_A block of data_:
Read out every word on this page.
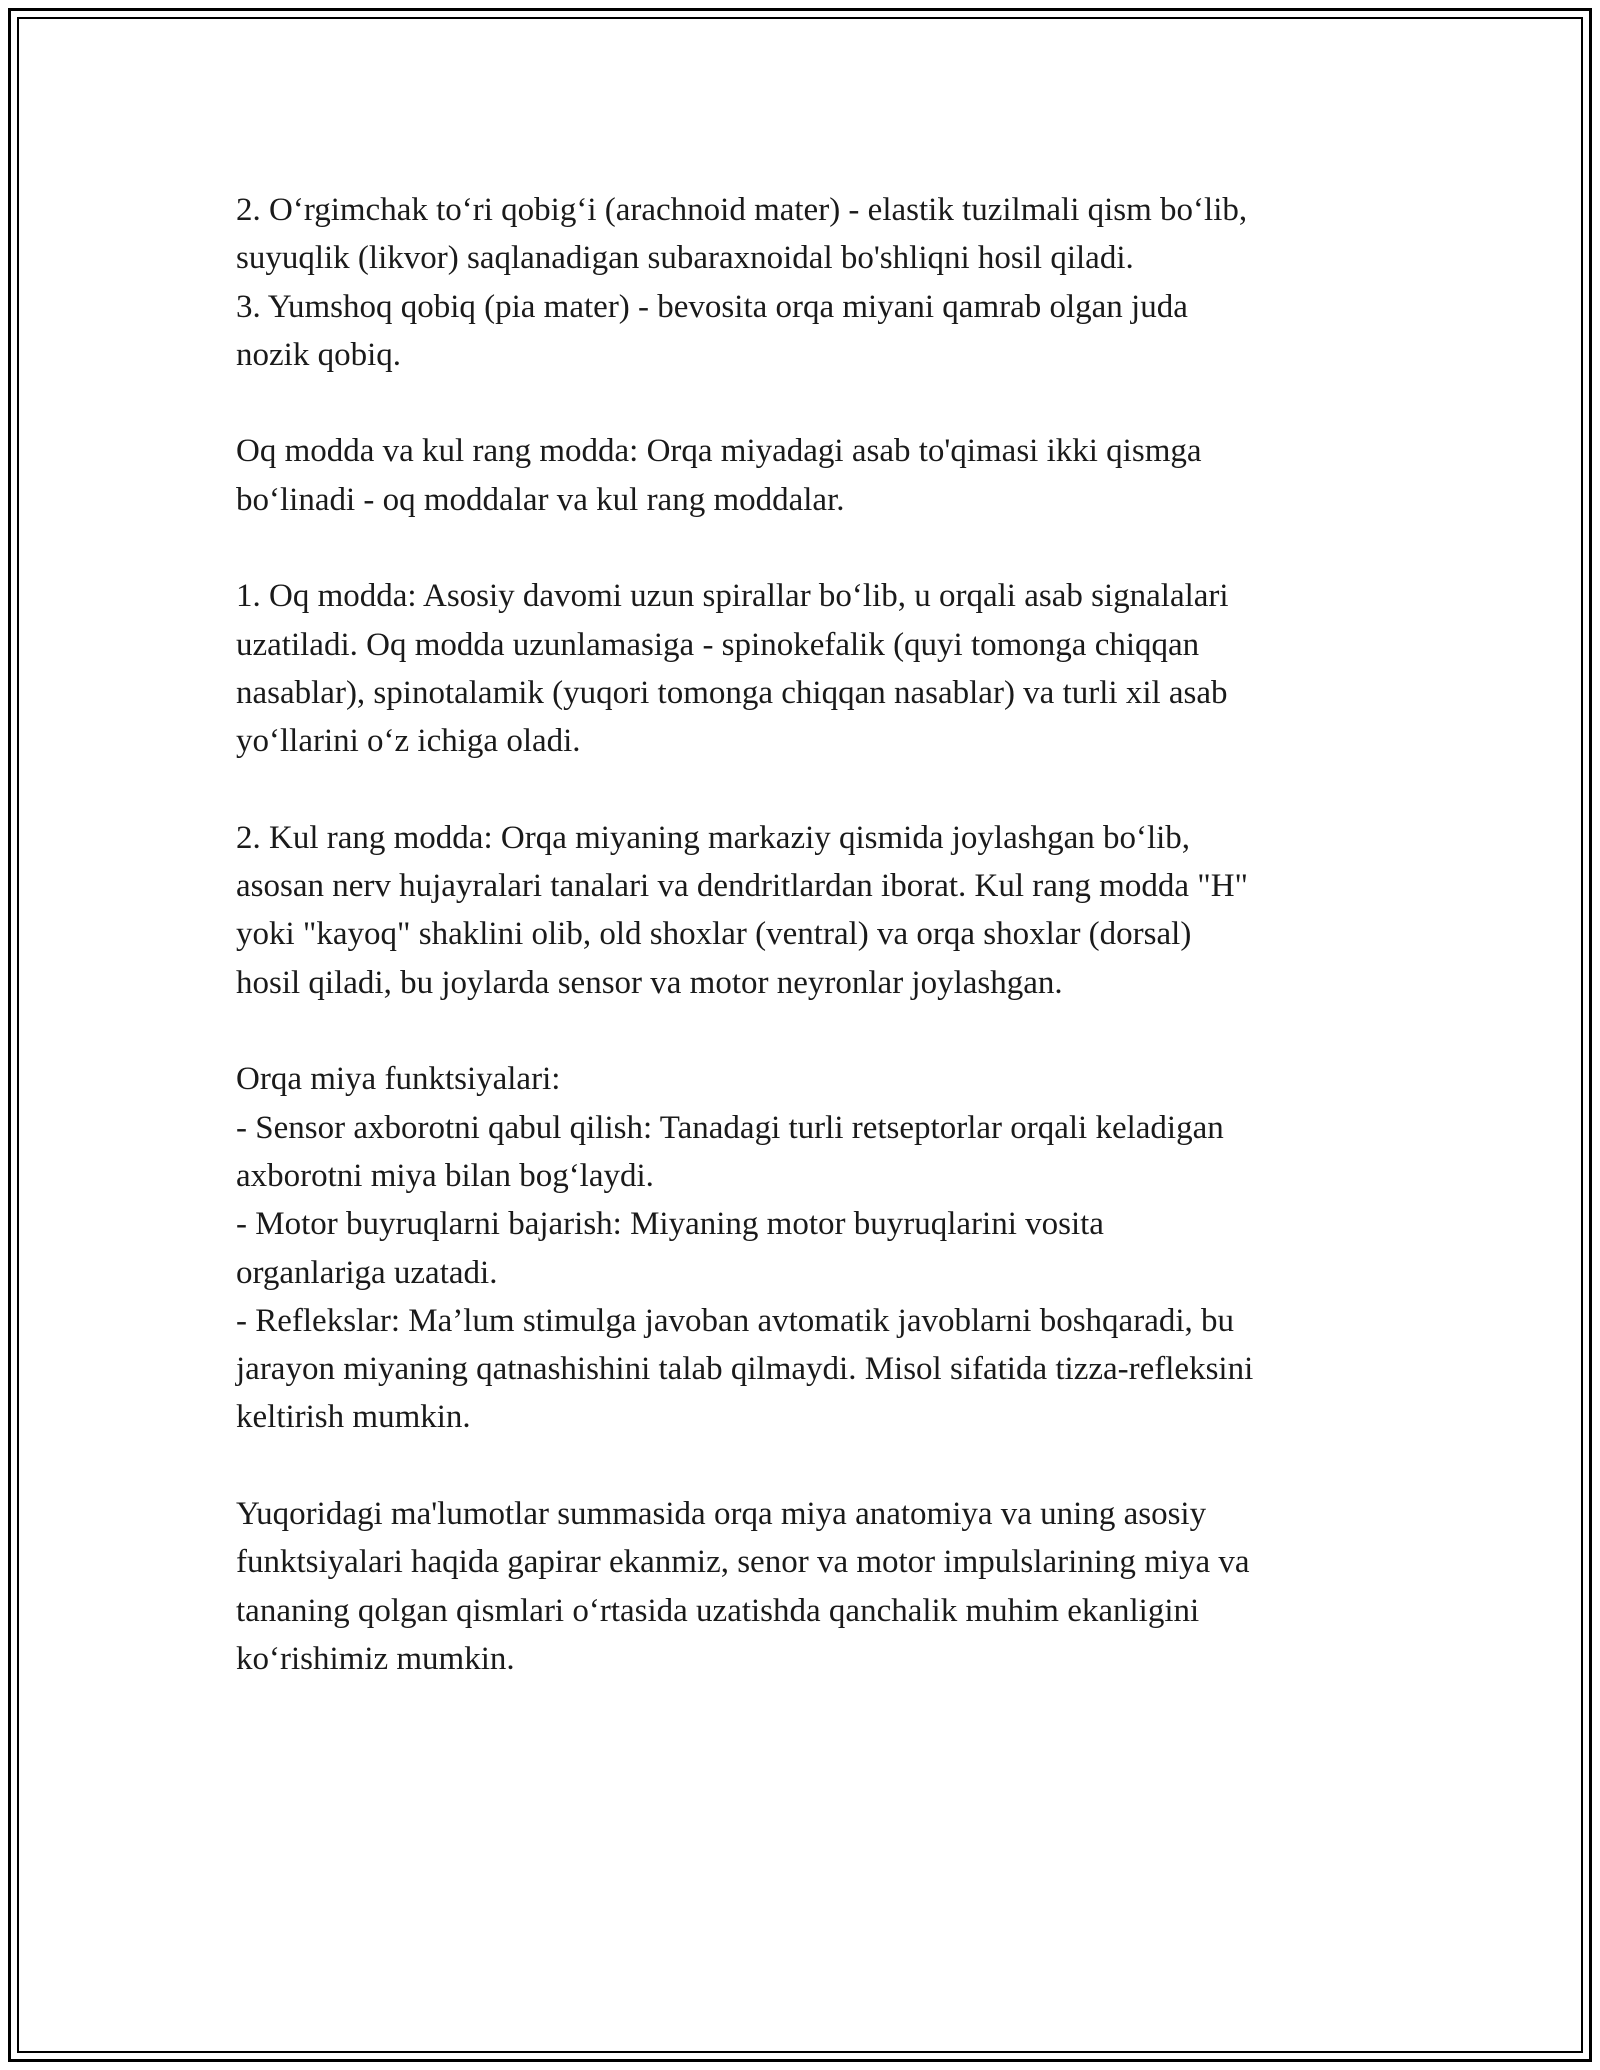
2. O‘rgimchak to‘ri qobig‘i (arachnoid mater) - elastik tuzilmali qism bo‘lib,
suyuqlik (likvor) saqlanadigan subaraxnoidal bo'shliqni hosil qiladi.
3. Yumshoq qobiq (pia mater) - bevosita orqa miyani qamrab olgan juda
nozik qobiq.
Oq modda va kul rang modda: Orqa miyadagi asab to'qimasi ikki qismga
bo‘linadi - oq moddalar va kul rang moddalar.
1. Oq modda: Asosiy davomi uzun spirallar bo‘lib, u orqali asab signalalari
uzatiladi. Oq modda uzunlamasiga - spinokefalik (quyi tomonga chiqqan
nasablar), spinotalamik (yuqori tomonga chiqqan nasablar) va turli xil asab
yo‘llarini o‘z ichiga oladi.
2. Kul rang modda: Orqa miyaning markaziy qismida joylashgan bo‘lib,
asosan nerv hujayralari tanalari va dendritlardan iborat. Kul rang modda "H"
yoki "kayoq" shaklini olib, old shoxlar (ventral) va orqa shoxlar (dorsal)
hosil qiladi, bu joylarda sensor va motor neyronlar joylashgan.
Orqa miya funktsiyalari:
- Sensor axborotni qabul qilish: Tanadagi turli retseptorlar orqali keladigan
axborotni miya bilan bog‘laydi.
- Motor buyruqlarni bajarish: Miyaning motor buyruqlarini vosita
organlariga uzatadi.
- Reflekslar: Ma’lum stimulga javoban avtomatik javoblarni boshqaradi, bu
jarayon miyaning qatnashishini talab qilmaydi. Misol sifatida tizza-refleksini
keltirish mumkin.
Yuqoridagi ma'lumotlar summasida orqa miya anatomiya va uning asosiy
funktsiyalari haqida gapirar ekanmiz, senor va motor impulslarining miya va
tananing qolgan qismlari o‘rtasida uzatishda qanchalik muhim ekanligini
ko‘rishimiz mumkin.
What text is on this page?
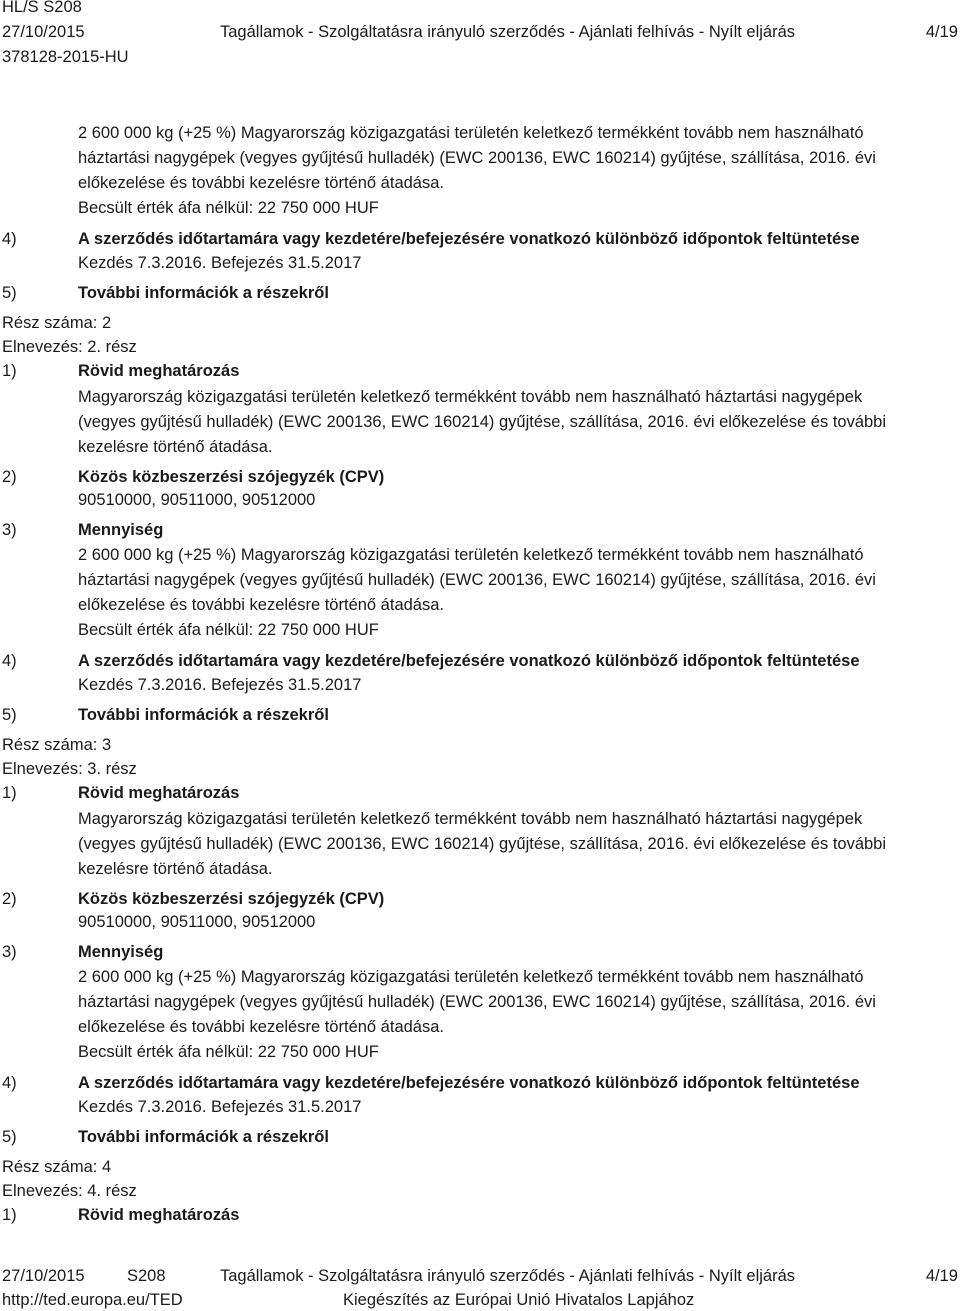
HL/S S208
27/10/2015	Tagállamok - Szolgáltatásra irányuló szerződés - Ajánlati felhívás - Nyílt eljárás	4/19
378128-2015-HU
2 600 000 kg (+25 %) Magyarország közigazgatási területén keletkező termékként tovább nem használható
háztartási nagygépek (vegyes gyűjtésű hulladék) (EWC 200136, EWC 160214) gyűjtése, szállítása, 2016. évi
előkezelése és további kezelésre történő átadása.
Becsült érték áfa nélkül: 22 750 000 HUF
4)	A szerződés időtartamára vagy kezdetére/befejezésére vonatkozó különböző időpontok feltüntetése
Kezdés 7.3.2016. Befejezés 31.5.2017
5)	További információk a részekről
Rész száma: 2
Elnevezés: 2. rész
1)	Rövid meghatározás
Magyarország közigazgatási területén keletkező termékként tovább nem használható háztartási nagygépek
(vegyes gyűjtésű hulladék) (EWC 200136, EWC 160214) gyűjtése, szállítása, 2016. évi előkezelése és további
kezelésre történő átadása.
2)	Közös közbeszerzési szójegyzék (CPV)
90510000, 90511000, 90512000
3)	Mennyiség
2 600 000 kg (+25 %) Magyarország közigazgatási területén keletkező termékként tovább nem használható
háztartási nagygépek (vegyes gyűjtésű hulladék) (EWC 200136, EWC 160214) gyűjtése, szállítása, 2016. évi
előkezelése és további kezelésre történő átadása.
Becsült érték áfa nélkül: 22 750 000 HUF
4)	A szerződés időtartamára vagy kezdetére/befejezésére vonatkozó különböző időpontok feltüntetése
Kezdés 7.3.2016. Befejezés 31.5.2017
5)	További információk a részekről
Rész száma: 3
Elnevezés: 3. rész
1)	Rövid meghatározás
Magyarország közigazgatási területén keletkező termékként tovább nem használható háztartási nagygépek
(vegyes gyűjtésű hulladék) (EWC 200136, EWC 160214) gyűjtése, szállítása, 2016. évi előkezelése és további
kezelésre történő átadása.
2)	Közös közbeszerzési szójegyzék (CPV)
90510000, 90511000, 90512000
3)	Mennyiség
2 600 000 kg (+25 %) Magyarország közigazgatási területén keletkező termékként tovább nem használható
háztartási nagygépek (vegyes gyűjtésű hulladék) (EWC 200136, EWC 160214) gyűjtése, szállítása, 2016. évi
előkezelése és további kezelésre történő átadása.
Becsült érték áfa nélkül: 22 750 000 HUF
4)	A szerződés időtartamára vagy kezdetére/befejezésére vonatkozó különböző időpontok feltüntetése
Kezdés 7.3.2016. Befejezés 31.5.2017
5)	További információk a részekről
Rész száma: 4
Elnevezés: 4. rész
1)	Rövid meghatározás
27/10/2015	S208	Tagállamok - Szolgáltatásra irányuló szerződés - Ajánlati felhívás - Nyílt eljárás	4/19
http://ted.europa.eu/TED	Kiegészítés az Európai Unió Hivatalos Lapjához
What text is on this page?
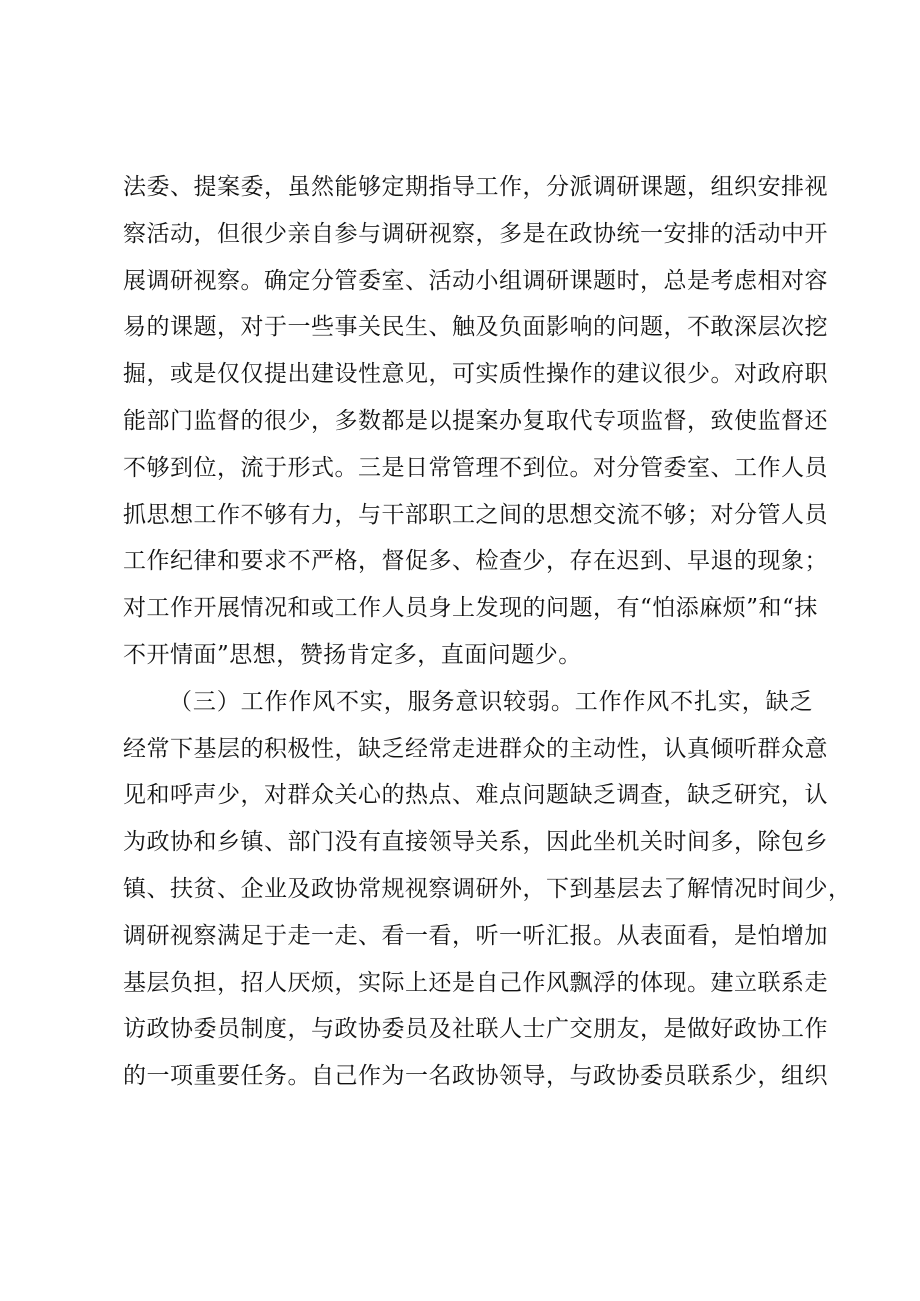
法委、提案委，虽然能够定期指导工作，分派调研课题，组织安排视
察活动，但很少亲自参与调研视察，多是在政协统一安排的活动中开
展调研视察。确定分管委室、活动小组调研课题时，总是考虑相对容
易的课题，对于一些事关民生、触及负面影响的问题，不敢深层次挖
掘，或是仅仅提出建设性意见，可实质性操作的建议很少。对政府职
能部门监督的很少，多数都是以提案办复取代专项监督，致使监督还
不够到位，流于形式。三是日常管理不到位。对分管委室、工作人员
抓思想工作不够有力，与干部职工之间的思想交流不够；对分管人员
工作纪律和要求不严格，督促多、检查少，存在迟到、早退的现象；
对工作开展情况和或工作人员身上发现的问题，有“怕添麻烦”和“抹
不开情面”思想，赞扬肯定多，直面问题少。
（三）工作作风不实，服务意识较弱。工作作风不扎实，缺乏
经常下基层的积极性，缺乏经常走进群众的主动性，认真倾听群众意
见和呼声少，对群众关心的热点、难点问题缺乏调查，缺乏研究，认
为政协和乡镇、部门没有直接领导关系，因此坐机关时间多，除包乡
镇、扶贫、企业及政协常规视察调研外，下到基层去了解情况时间少，
调研视察满足于走一走、看一看，听一听汇报。从表面看，是怕增加
基层负担，招人厌烦，实际上还是自己作风飘浮的体现。建立联系走
访政协委员制度，与政协委员及社联人士广交朋友，是做好政协工作
的一项重要任务。自己作为一名政协领导，与政协委员联系少，组织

_AIM OF THE EXERCISE_: Find the lines above holding the word "száma" and show them.

_SOLUTION FOR THIS EXERCISE_:
Rész száma: 2
Rész száma: 3
Rész száma: 4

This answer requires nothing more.